_WHAT IS EXPECTED_
Write out the material below again, unchanged.

Part of a data file
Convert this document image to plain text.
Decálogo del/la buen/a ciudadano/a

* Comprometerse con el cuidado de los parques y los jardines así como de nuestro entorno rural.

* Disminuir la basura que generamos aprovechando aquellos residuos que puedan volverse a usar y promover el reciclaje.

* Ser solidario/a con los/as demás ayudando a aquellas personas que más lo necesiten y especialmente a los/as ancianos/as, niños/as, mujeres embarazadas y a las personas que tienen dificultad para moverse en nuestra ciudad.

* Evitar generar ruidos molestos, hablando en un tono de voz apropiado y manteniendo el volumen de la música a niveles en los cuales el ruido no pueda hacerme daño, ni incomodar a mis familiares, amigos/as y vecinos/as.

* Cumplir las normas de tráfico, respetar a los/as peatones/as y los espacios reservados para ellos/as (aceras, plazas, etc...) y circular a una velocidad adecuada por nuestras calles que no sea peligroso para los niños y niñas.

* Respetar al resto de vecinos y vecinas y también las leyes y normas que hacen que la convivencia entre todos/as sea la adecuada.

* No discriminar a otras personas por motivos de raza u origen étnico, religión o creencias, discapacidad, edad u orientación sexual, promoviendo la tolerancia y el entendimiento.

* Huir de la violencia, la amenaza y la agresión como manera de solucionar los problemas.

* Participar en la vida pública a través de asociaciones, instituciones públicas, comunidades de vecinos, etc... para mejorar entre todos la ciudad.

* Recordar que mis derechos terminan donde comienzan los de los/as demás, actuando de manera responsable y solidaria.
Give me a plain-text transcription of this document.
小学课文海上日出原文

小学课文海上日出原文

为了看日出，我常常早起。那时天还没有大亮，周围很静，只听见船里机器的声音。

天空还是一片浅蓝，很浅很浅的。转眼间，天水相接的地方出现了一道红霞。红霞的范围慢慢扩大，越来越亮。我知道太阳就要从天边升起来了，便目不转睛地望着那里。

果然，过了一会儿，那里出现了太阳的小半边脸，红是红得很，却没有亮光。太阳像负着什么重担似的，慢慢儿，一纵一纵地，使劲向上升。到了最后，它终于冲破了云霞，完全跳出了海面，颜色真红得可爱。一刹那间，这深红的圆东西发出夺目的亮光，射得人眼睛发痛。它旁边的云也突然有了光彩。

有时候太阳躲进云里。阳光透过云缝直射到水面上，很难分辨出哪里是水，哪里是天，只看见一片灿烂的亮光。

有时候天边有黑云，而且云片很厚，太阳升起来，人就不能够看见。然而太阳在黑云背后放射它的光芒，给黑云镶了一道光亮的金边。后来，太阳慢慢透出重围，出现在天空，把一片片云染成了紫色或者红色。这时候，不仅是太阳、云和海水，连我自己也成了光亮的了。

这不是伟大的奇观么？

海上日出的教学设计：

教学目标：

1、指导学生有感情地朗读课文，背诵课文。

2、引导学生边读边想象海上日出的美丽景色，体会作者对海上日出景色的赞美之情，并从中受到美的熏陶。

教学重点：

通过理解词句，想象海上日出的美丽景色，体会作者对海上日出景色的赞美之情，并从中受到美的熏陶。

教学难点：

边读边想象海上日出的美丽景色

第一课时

_WORKED ANSWER_
Convert this document image to plain text.
Decálogo del/la buen/a ciudadano/a

* Comprometerse con el cuidado de los parques y los jardines así como de nuestro entorno rural.

* Disminuir la basura que generamos aprovechando aquellos residuos que puedan volverse a usar y promover el reciclaje.

* Ser solidario/a con los/as demás ayudando a aquellas personas que más lo necesiten y especialmente a los/as ancianos/as, niños/as, mujeres embarazadas y a las personas que tienen dificultad para moverse en nuestra ciudad.

* Evitar generar ruidos molestos, hablando en un tono de voz apropiado y manteniendo el volumen de la música a niveles en los cuales el ruido no pueda hacerme daño, ni incomodar a mis familiares, amigos/as y vecinos/as.

* Cumplir las normas de tráfico, respetar a los/as peatones/as y los espacios reservados para ellos/as (aceras, plazas, etc...) y circular a una velocidad adecuada por nuestras calles que no sea peligroso para los niños y niñas.

* Respetar al resto de vecinos y vecinas y también las leyes y normas que hacen que la convivencia entre todos/as sea la adecuada.

* No discriminar a otras personas por motivos de raza u origen étnico, religión o creencias, discapacidad, edad u orientación sexual, promoviendo la tolerancia y el entendimiento.

* Huir de la violencia, la amenaza y la agresión como manera de solucionar los problemas.

* Participar en la vida pública a través de asociaciones, instituciones públicas, comunidades de vecinos, etc... para mejorar entre todos la ciudad.

* Recordar que mis derechos terminan donde comienzan los de los/as demás, actuando de manera responsable y solidaria.
Give me a plain-text transcription of this document.
小学课文海上日出原文

小学课文海上日出原文

为了看日出，我常常早起。那时天还没有大亮，周围很静，只听见船里机器的声音。

天空还是一片浅蓝，很浅很浅的。转眼间，天水相接的地方出现了一道红霞。红霞的范围慢慢扩大，越来越亮。我知道太阳就要从天边升起来了，便目不转睛地望着那里。

果然，过了一会儿，那里出现了太阳的小半边脸，红是红得很，却没有亮光。太阳像负着什么重担似的，慢慢儿，一纵一纵地，使劲向上升。到了最后，它终于冲破了云霞，完全跳出了海面，颜色真红得可爱。一刹那间，这深红的圆东西发出夺目的亮光，射得人眼睛发痛。它旁边的云也突然有了光彩。

有时候太阳躲进云里。阳光透过云缝直射到水面上，很难分辨出哪里是水，哪里是天，只看见一片灿烂的亮光。

有时候天边有黑云，而且云片很厚，太阳升起来，人就不能够看见。然而太阳在黑云背后放射它的光芒，给黑云镶了一道光亮的金边。后来，太阳慢慢透出重围，出现在天空，把一片片云染成了紫色或者红色。这时候，不仅是太阳、云和海水，连我自己也成了光亮的了。

这不是伟大的奇观么？

海上日出的教学设计：

教学目标：

1、指导学生有感情地朗读课文，背诵课文。

2、引导学生边读边想象海上日出的美丽景色，体会作者对海上日出景色的赞美之情，并从中受到美的熏陶。

教学重点：

通过理解词句，想象海上日出的美丽景色，体会作者对海上日出景色的赞美之情，并从中受到美的熏陶。

教学难点：

边读边想象海上日出的美丽景色

第一课时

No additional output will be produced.